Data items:
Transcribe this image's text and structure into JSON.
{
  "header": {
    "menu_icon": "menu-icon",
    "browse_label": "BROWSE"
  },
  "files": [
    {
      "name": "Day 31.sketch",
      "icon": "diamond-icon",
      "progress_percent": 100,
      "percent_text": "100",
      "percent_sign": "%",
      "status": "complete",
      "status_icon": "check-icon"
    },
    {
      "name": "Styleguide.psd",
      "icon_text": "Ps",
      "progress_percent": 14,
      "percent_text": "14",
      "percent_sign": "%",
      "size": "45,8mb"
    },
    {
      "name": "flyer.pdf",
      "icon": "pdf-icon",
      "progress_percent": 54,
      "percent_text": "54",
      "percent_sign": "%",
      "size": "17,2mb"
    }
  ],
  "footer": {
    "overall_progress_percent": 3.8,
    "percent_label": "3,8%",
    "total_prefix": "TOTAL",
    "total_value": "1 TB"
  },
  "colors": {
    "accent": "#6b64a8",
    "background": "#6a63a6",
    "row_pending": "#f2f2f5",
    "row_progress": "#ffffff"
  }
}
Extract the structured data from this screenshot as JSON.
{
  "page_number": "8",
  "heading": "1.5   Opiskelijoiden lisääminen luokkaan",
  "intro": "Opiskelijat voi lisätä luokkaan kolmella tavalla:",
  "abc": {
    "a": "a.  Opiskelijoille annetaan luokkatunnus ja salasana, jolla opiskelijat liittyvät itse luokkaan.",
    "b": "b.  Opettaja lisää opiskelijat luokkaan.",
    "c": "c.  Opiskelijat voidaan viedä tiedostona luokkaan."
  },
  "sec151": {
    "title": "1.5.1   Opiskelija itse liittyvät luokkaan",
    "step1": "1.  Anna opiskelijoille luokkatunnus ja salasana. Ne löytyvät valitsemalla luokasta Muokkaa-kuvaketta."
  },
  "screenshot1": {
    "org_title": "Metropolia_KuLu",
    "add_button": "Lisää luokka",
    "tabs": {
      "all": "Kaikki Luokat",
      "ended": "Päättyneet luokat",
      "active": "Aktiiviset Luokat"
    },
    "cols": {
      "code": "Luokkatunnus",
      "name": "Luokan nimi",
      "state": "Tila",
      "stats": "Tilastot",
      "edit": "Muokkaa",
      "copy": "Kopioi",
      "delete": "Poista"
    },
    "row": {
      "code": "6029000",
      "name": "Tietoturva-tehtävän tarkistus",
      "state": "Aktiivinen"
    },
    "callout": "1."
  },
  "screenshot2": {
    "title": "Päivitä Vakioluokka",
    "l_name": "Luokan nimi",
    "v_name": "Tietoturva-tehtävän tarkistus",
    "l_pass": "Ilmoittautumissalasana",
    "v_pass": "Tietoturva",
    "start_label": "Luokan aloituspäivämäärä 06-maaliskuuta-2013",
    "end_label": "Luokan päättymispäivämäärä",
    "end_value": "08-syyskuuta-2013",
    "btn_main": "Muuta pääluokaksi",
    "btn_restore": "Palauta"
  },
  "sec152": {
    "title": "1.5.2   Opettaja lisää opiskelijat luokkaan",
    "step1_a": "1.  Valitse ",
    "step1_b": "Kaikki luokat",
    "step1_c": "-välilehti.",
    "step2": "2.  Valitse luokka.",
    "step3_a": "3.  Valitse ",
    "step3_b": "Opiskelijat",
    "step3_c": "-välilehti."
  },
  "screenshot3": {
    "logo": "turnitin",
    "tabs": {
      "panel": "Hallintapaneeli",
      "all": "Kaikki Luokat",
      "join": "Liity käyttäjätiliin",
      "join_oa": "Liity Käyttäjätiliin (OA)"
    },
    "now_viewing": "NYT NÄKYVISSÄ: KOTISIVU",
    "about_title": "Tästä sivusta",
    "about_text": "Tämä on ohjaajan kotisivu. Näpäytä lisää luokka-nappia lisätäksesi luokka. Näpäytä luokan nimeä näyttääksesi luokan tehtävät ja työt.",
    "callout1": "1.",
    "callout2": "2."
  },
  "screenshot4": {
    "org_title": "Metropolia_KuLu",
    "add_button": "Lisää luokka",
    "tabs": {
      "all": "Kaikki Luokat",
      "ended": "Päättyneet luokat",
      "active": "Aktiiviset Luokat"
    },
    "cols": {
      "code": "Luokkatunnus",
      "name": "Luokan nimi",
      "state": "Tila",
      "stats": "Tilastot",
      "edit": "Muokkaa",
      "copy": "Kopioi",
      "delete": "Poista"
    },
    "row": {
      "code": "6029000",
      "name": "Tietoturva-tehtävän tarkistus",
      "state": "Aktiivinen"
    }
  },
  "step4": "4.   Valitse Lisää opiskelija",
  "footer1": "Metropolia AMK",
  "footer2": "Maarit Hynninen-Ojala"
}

• **Job**:
From the records above, extract each line exactly as shown.

• **The completed task**:
Transcribe this image's text and structure into JSON.
{
  "header": {
    "menu_icon": "menu-icon",
    "browse_label": "BROWSE"
  },
  "files": [
    {
      "name": "Day 31.sketch",
      "icon": "diamond-icon",
      "progress_percent": 100,
      "percent_text": "100",
      "percent_sign": "%",
      "status": "complete",
      "status_icon": "check-icon"
    },
    {
      "name": "Styleguide.psd",
      "icon_text": "Ps",
      "progress_percent": 14,
      "percent_text": "14",
      "percent_sign": "%",
      "size": "45,8mb"
    },
    {
      "name": "flyer.pdf",
      "icon": "pdf-icon",
      "progress_percent": 54,
      "percent_text": "54",
      "percent_sign": "%",
      "size": "17,2mb"
    }
  ],
  "footer": {
    "overall_progress_percent": 3.8,
    "percent_label": "3,8%",
    "total_prefix": "TOTAL",
    "total_value": "1 TB"
  },
  "colors": {
    "accent": "#6b64a8",
    "background": "#6a63a6",
    "row_pending": "#f2f2f5",
    "row_progress": "#ffffff"
  }
}
Extract the structured data from this screenshot as JSON.
{
  "page_number": "8",
  "heading": "1.5   Opiskelijoiden lisääminen luokkaan",
  "intro": "Opiskelijat voi lisätä luokkaan kolmella tavalla:",
  "abc": {
    "a": "a.  Opiskelijoille annetaan luokkatunnus ja salasana, jolla opiskelijat liittyvät itse luokkaan.",
    "b": "b.  Opettaja lisää opiskelijat luokkaan.",
    "c": "c.  Opiskelijat voidaan viedä tiedostona luokkaan."
  },
  "sec151": {
    "title": "1.5.1   Opiskelija itse liittyvät luokkaan",
    "step1": "1.  Anna opiskelijoille luokkatunnus ja salasana. Ne löytyvät valitsemalla luokasta Muokkaa-kuvaketta."
  },
  "screenshot1": {
    "org_title": "Metropolia_KuLu",
    "add_button": "Lisää luokka",
    "tabs": {
      "all": "Kaikki Luokat",
      "ended": "Päättyneet luokat",
      "active": "Aktiiviset Luokat"
    },
    "cols": {
      "code": "Luokkatunnus",
      "name": "Luokan nimi",
      "state": "Tila",
      "stats": "Tilastot",
      "edit": "Muokkaa",
      "copy": "Kopioi",
      "delete": "Poista"
    },
    "row": {
      "code": "6029000",
      "name": "Tietoturva-tehtävän tarkistus",
      "state": "Aktiivinen"
    },
    "callout": "1."
  },
  "screenshot2": {
    "title": "Päivitä Vakioluokka",
    "l_name": "Luokan nimi",
    "v_name": "Tietoturva-tehtävän tarkistus",
    "l_pass": "Ilmoittautumissalasana",
    "v_pass": "Tietoturva",
    "start_label": "Luokan aloituspäivämäärä 06-maaliskuuta-2013",
    "end_label": "Luokan päättymispäivämäärä",
    "end_value": "08-syyskuuta-2013",
    "btn_main": "Muuta pääluokaksi",
    "btn_restore": "Palauta"
  },
  "sec152": {
    "title": "1.5.2   Opettaja lisää opiskelijat luokkaan",
    "step1_a": "1.  Valitse ",
    "step1_b": "Kaikki luokat",
    "step1_c": "-välilehti.",
    "step2": "2.  Valitse luokka.",
    "step3_a": "3.  Valitse ",
    "step3_b": "Opiskelijat",
    "step3_c": "-välilehti."
  },
  "screenshot3": {
    "logo": "turnitin",
    "tabs": {
      "panel": "Hallintapaneeli",
      "all": "Kaikki Luokat",
      "join": "Liity käyttäjätiliin",
      "join_oa": "Liity Käyttäjätiliin (OA)"
    },
    "now_viewing": "NYT NÄKYVISSÄ: KOTISIVU",
    "about_title": "Tästä sivusta",
    "about_text": "Tämä on ohjaajan kotisivu. Näpäytä lisää luokka-nappia lisätäksesi luokka. Näpäytä luokan nimeä näyttääksesi luokan tehtävät ja työt.",
    "callout1": "1.",
    "callout2": "2."
  },
  "screenshot4": {
    "org_title": "Metropolia_KuLu",
    "add_button": "Lisää luokka",
    "tabs": {
      "all": "Kaikki Luokat",
      "ended": "Päättyneet luokat",
      "active": "Aktiiviset Luokat"
    },
    "cols": {
      "code": "Luokkatunnus",
      "name": "Luokan nimi",
      "state": "Tila",
      "stats": "Tilastot",
      "edit": "Muokkaa",
      "copy": "Kopioi",
      "delete": "Poista"
    },
    "row": {
      "code": "6029000",
      "name": "Tietoturva-tehtävän tarkistus",
      "state": "Aktiivinen"
    }
  },
  "step4": "4.   Valitse Lisää opiskelija",
  "footer1": "Metropolia AMK",
  "footer2": "Maarit Hynninen-Ojala"
}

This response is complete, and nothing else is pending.